◆ SUPPLIED PASSAGE
--- START ---

Linking religion to the state may indeed have transformed religion into the handmaiden of the state, as Prof. Yeshayahu Leibowitz has argued. But the opposite also occurred. Because Israeli citizenship is based on ethnicity, and because it is linked to religion, there is no clear separation in Israel between religion, ethnicity and the state. Nor is there a significant number of secular individuals, in the full sense of the word. Most of the Jews in Israel are positioned along the spectrum between a great number of rigid Orthodoxy and a few atheists. Along this broad spectrum there is a mixture, to varying degrees, of religious practice, mainly relating to rites of passage, belief in God, religiosity, family tradition, historical consciousness and myths. The binary perception of religion and religious people vs. secular people does not reflect Israeli reality properly.

Demographically and ideologically, the settlers’ movement is led and profoundly supported by orthodox communities. It is not by chance that the Israel Defence Forces and the security establishment highly valued by them and are at the centre of the new Judaism. They constitute principal organisations of control over the Palestinian territory and population, defending Jewish sovereignty.

Israeli society is militaristic; it confers on the army and the security organisations not only means and disproportionate material rewards, but also prestige and status. The army is also an instrument of socialisation and citizenship. Military service is considered an entry ticket to society and proof of good citizenship. People considered to be non-Jews, on the basis of halakha (religious law), who serve in the army are considered to have entered the Jewish state and undergone a sociological conversion to Judaism. Moreover, in the eyes of the general public, military service by Haredim is considered to be a condition for receiving full rights. For religious Zionism, military service is a precept, and every security-related activity has theological and messianic import.

Its social structure support maintains high commitment to the belief-group. Religious populations of all kinds, from the extreme National-religious to the Ultra-orthodox to the mainstream national-religious is deeply communitarian. It is organised around synagogues, settlements, distinct neighbourhoods, youth movements and an education system controlled by religiously and nationalistically hardline ideologues. They consume sectarian, non-pluralistic media that heavily featurenationalist-religious preaching. Those in the community who feel uncomfortable with such an ideology, and try to consider what is beyond, are subjected to intense social pressure. In practice, they often remain in the community’s ranks despite their reservations.  The old order’s advocates are far more individualistic than community-oriented and spend most of their time with their inner circles of the nuclear family, close friends and co-workers. Their most defined imagined community is the military unit in which they served; after that, there are organisations based on residency location, profession and higher education.[7]

Jewish ideas of supremacy challenged

Since its epic victory in the 1967 war, Jewish supremacy has been challenged by its neighbours. In the 1973 war, Arab states significantly decreased Israel’s power as did the PLO-led popular uprising of 1987 and Hamas’s barbaric attack in 2023.

--- END ---

◆ DATA LISTING
--- START ---

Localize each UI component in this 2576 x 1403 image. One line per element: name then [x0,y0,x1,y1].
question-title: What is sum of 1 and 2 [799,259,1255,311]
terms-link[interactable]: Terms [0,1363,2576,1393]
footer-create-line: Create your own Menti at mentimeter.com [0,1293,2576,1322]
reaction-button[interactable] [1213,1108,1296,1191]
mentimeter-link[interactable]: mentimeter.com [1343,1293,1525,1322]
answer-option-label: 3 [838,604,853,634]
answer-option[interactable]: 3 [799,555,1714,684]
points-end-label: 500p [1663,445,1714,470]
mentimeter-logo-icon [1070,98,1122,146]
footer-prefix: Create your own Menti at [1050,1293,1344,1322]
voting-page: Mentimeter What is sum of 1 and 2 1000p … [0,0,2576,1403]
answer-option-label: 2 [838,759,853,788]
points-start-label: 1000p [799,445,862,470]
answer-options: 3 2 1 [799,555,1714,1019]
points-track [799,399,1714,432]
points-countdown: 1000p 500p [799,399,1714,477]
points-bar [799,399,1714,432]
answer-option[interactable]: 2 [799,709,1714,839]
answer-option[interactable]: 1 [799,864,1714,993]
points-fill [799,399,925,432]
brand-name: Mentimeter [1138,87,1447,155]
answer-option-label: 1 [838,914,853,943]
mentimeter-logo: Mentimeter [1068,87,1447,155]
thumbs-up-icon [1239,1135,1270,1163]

--- END ---

◆ YOUR GOAL
Answer these questions about the passage on religion and the Israeli state:
1. Who argued that linking religion to the state may have made religion the handmaiden of the state?
2. For religious Zionism, what is military service?
3. In what year did the PLO-led popular uprising take place?

◆ FINISHED TASK
1. Prof. Yeshayahu Leibowitz
2. A precept
3. 1987